### PROBLEM TO WORK ON
Restate each of the lines below word for word and drop every picture.

### EXERCISE MATERIALS
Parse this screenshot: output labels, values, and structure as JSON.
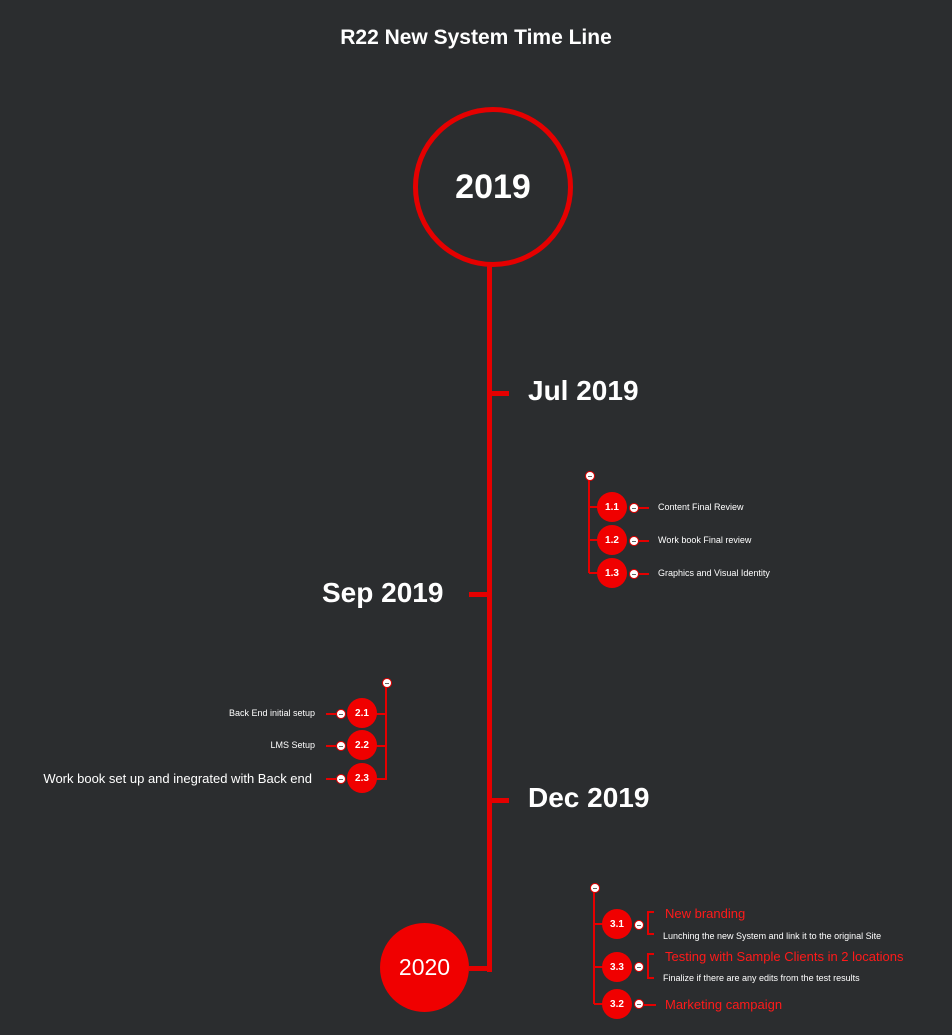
{
  "title": "R22 New System Time Line",
  "years": {
    "start": "2019",
    "end": "2020"
  },
  "months": {
    "jul": "Jul 2019",
    "sep": "Sep 2019",
    "dec": "Dec 2019"
  },
  "group1": [
    {
      "id": "1.1",
      "label": "Content Final Review"
    },
    {
      "id": "1.2",
      "label": "Work book Final review"
    },
    {
      "id": "1.3",
      "label": "Graphics and Visual Identity"
    }
  ],
  "group2": [
    {
      "id": "2.1",
      "label": "Back End initial setup"
    },
    {
      "id": "2.2",
      "label": "LMS Setup"
    },
    {
      "id": "2.3",
      "label": "Work book set up and inegrated with Back end"
    }
  ],
  "group3": [
    {
      "id": "3.1",
      "label": "New branding",
      "note": "Lunching the new System and link it to the original Site"
    },
    {
      "id": "3.3",
      "label": "Testing with Sample Clients in 2 locations",
      "note": "Finalize if there are any edits from the test  results"
    },
    {
      "id": "3.2",
      "label": "Marketing campaign"
    }
  ],
  "colors": {
    "background": "#2b2d2f",
    "accent": "#e50000",
    "node": "#f00000"
  }
}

### REPLY TO THE EXERCISE
Parse this screenshot: output labels, values, and structure as JSON.
{
  "title": "R22 New System Time Line",
  "years": {
    "start": "2019",
    "end": "2020"
  },
  "months": {
    "jul": "Jul 2019",
    "sep": "Sep 2019",
    "dec": "Dec 2019"
  },
  "group1": [
    {
      "id": "1.1",
      "label": "Content Final Review"
    },
    {
      "id": "1.2",
      "label": "Work book Final review"
    },
    {
      "id": "1.3",
      "label": "Graphics and Visual Identity"
    }
  ],
  "group2": [
    {
      "id": "2.1",
      "label": "Back End initial setup"
    },
    {
      "id": "2.2",
      "label": "LMS Setup"
    },
    {
      "id": "2.3",
      "label": "Work book set up and inegrated with Back end"
    }
  ],
  "group3": [
    {
      "id": "3.1",
      "label": "New branding",
      "note": "Lunching the new System and link it to the original Site"
    },
    {
      "id": "3.3",
      "label": "Testing with Sample Clients in 2 locations",
      "note": "Finalize if there are any edits from the test  results"
    },
    {
      "id": "3.2",
      "label": "Marketing campaign"
    }
  ],
  "colors": {
    "background": "#2b2d2f",
    "accent": "#e50000",
    "node": "#f00000"
  }
}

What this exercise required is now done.